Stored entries
* * *

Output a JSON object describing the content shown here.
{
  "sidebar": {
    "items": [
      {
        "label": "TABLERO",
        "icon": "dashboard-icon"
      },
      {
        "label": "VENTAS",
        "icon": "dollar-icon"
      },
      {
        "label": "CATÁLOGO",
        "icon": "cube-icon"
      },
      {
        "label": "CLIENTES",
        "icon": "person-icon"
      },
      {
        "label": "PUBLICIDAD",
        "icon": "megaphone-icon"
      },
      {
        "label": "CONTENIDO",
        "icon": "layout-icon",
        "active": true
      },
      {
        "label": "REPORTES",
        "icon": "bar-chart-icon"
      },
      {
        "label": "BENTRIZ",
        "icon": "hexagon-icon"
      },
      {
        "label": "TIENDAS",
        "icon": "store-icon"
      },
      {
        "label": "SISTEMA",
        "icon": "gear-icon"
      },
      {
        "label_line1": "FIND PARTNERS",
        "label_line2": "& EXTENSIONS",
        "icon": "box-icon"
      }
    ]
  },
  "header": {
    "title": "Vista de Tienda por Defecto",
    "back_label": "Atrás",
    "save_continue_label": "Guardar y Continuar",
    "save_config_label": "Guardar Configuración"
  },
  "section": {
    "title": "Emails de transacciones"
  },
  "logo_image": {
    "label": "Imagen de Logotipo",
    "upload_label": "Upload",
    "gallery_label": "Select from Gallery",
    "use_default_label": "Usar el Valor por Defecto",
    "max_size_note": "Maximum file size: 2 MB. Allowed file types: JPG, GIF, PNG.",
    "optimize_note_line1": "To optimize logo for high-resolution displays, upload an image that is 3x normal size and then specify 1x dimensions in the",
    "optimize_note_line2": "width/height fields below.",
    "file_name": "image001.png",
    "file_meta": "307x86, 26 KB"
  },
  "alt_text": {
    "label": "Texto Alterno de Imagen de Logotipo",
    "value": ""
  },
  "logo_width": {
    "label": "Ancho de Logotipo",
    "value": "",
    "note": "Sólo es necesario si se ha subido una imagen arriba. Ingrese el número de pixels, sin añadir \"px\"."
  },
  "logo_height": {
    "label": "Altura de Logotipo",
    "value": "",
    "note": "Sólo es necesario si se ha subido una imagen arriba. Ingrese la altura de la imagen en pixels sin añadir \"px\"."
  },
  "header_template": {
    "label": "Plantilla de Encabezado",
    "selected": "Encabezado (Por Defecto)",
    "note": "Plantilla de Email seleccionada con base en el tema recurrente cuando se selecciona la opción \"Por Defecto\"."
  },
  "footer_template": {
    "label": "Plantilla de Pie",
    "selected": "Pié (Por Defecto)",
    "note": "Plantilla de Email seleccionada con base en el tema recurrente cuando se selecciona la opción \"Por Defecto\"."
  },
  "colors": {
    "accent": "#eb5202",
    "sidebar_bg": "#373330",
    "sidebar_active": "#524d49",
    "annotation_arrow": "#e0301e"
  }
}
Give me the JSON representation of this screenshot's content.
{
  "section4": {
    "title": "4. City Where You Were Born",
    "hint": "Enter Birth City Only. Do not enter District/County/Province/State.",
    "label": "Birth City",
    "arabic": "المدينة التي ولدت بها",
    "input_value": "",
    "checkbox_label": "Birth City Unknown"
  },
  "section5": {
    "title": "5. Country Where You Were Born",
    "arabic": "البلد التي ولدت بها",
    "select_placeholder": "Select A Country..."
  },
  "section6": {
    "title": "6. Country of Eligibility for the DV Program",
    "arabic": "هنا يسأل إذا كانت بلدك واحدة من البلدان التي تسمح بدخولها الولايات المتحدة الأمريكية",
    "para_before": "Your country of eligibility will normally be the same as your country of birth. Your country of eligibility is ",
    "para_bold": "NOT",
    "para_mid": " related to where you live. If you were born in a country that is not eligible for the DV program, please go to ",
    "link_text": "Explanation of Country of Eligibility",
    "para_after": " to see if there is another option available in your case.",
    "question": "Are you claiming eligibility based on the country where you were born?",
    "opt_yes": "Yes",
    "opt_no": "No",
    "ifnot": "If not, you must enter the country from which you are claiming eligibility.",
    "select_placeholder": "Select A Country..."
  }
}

* * *

BRIEF>
Return the listing above in full, character for character.

ANSWER TO THE PROBLEM>
Output a JSON object describing the content shown here.
{
  "sidebar": {
    "items": [
      {
        "label": "TABLERO",
        "icon": "dashboard-icon"
      },
      {
        "label": "VENTAS",
        "icon": "dollar-icon"
      },
      {
        "label": "CATÁLOGO",
        "icon": "cube-icon"
      },
      {
        "label": "CLIENTES",
        "icon": "person-icon"
      },
      {
        "label": "PUBLICIDAD",
        "icon": "megaphone-icon"
      },
      {
        "label": "CONTENIDO",
        "icon": "layout-icon",
        "active": true
      },
      {
        "label": "REPORTES",
        "icon": "bar-chart-icon"
      },
      {
        "label": "BENTRIZ",
        "icon": "hexagon-icon"
      },
      {
        "label": "TIENDAS",
        "icon": "store-icon"
      },
      {
        "label": "SISTEMA",
        "icon": "gear-icon"
      },
      {
        "label_line1": "FIND PARTNERS",
        "label_line2": "& EXTENSIONS",
        "icon": "box-icon"
      }
    ]
  },
  "header": {
    "title": "Vista de Tienda por Defecto",
    "back_label": "Atrás",
    "save_continue_label": "Guardar y Continuar",
    "save_config_label": "Guardar Configuración"
  },
  "section": {
    "title": "Emails de transacciones"
  },
  "logo_image": {
    "label": "Imagen de Logotipo",
    "upload_label": "Upload",
    "gallery_label": "Select from Gallery",
    "use_default_label": "Usar el Valor por Defecto",
    "max_size_note": "Maximum file size: 2 MB. Allowed file types: JPG, GIF, PNG.",
    "optimize_note_line1": "To optimize logo for high-resolution displays, upload an image that is 3x normal size and then specify 1x dimensions in the",
    "optimize_note_line2": "width/height fields below.",
    "file_name": "image001.png",
    "file_meta": "307x86, 26 KB"
  },
  "alt_text": {
    "label": "Texto Alterno de Imagen de Logotipo",
    "value": ""
  },
  "logo_width": {
    "label": "Ancho de Logotipo",
    "value": "",
    "note": "Sólo es necesario si se ha subido una imagen arriba. Ingrese el número de pixels, sin añadir \"px\"."
  },
  "logo_height": {
    "label": "Altura de Logotipo",
    "value": "",
    "note": "Sólo es necesario si se ha subido una imagen arriba. Ingrese la altura de la imagen en pixels sin añadir \"px\"."
  },
  "header_template": {
    "label": "Plantilla de Encabezado",
    "selected": "Encabezado (Por Defecto)",
    "note": "Plantilla de Email seleccionada con base en el tema recurrente cuando se selecciona la opción \"Por Defecto\"."
  },
  "footer_template": {
    "label": "Plantilla de Pie",
    "selected": "Pié (Por Defecto)",
    "note": "Plantilla de Email seleccionada con base en el tema recurrente cuando se selecciona la opción \"Por Defecto\"."
  },
  "colors": {
    "accent": "#eb5202",
    "sidebar_bg": "#373330",
    "sidebar_active": "#524d49",
    "annotation_arrow": "#e0301e"
  }
}
Give me the JSON representation of this screenshot's content.
{
  "section4": {
    "title": "4. City Where You Were Born",
    "hint": "Enter Birth City Only. Do not enter District/County/Province/State.",
    "label": "Birth City",
    "arabic": "المدينة التي ولدت بها",
    "input_value": "",
    "checkbox_label": "Birth City Unknown"
  },
  "section5": {
    "title": "5. Country Where You Were Born",
    "arabic": "البلد التي ولدت بها",
    "select_placeholder": "Select A Country..."
  },
  "section6": {
    "title": "6. Country of Eligibility for the DV Program",
    "arabic": "هنا يسأل إذا كانت بلدك واحدة من البلدان التي تسمح بدخولها الولايات المتحدة الأمريكية",
    "para_before": "Your country of eligibility will normally be the same as your country of birth. Your country of eligibility is ",
    "para_bold": "NOT",
    "para_mid": " related to where you live. If you were born in a country that is not eligible for the DV program, please go to ",
    "link_text": "Explanation of Country of Eligibility",
    "para_after": " to see if there is another option available in your case.",
    "question": "Are you claiming eligibility based on the country where you were born?",
    "opt_yes": "Yes",
    "opt_no": "No",
    "ifnot": "If not, you must enter the country from which you are claiming eligibility.",
    "select_placeholder": "Select A Country..."
  }
}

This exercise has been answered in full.